▸ **A run of records**
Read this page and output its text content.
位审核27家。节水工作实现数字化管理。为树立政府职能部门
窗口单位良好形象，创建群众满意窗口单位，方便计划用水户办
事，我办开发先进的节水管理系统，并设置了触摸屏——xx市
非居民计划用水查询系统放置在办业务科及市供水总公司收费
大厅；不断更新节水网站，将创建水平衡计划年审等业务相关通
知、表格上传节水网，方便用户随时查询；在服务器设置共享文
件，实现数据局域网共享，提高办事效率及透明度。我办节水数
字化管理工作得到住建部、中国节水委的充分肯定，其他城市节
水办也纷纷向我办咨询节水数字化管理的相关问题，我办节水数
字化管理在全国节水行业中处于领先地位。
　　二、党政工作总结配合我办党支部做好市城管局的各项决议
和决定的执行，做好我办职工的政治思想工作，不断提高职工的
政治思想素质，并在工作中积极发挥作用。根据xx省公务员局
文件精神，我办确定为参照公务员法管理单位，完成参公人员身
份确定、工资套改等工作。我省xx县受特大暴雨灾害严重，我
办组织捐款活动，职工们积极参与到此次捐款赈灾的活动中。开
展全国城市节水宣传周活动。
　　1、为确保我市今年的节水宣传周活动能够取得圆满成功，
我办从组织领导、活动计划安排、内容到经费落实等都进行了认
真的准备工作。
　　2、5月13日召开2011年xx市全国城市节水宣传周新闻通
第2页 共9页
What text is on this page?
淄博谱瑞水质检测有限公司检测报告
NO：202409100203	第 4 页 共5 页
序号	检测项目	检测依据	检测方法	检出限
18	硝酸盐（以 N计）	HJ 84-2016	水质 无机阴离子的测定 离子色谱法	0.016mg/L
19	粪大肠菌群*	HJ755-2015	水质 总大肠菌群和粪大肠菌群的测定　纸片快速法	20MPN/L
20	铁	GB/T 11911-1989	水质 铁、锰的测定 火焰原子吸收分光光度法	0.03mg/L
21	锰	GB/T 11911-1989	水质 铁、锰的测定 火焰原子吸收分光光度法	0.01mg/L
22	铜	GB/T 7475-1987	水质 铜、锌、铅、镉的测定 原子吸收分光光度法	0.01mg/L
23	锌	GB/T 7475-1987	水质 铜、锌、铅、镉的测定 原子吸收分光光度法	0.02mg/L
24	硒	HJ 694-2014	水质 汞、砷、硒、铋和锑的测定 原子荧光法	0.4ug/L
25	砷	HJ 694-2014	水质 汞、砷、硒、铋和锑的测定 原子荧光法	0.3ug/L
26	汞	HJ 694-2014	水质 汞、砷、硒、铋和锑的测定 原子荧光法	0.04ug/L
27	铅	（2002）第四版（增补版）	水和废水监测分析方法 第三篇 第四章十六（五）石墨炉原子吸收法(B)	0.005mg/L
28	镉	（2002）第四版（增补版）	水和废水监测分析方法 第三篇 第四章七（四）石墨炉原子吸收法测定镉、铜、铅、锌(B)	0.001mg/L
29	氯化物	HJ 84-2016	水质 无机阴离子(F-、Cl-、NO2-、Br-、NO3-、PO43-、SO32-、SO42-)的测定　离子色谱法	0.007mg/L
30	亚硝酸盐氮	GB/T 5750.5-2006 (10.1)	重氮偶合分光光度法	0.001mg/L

▸ **Problem description**
In the records above, tally the lines where the word "水和废水监测分析方法" appears, and give the number and nothing else.

▸ **Expected output**
2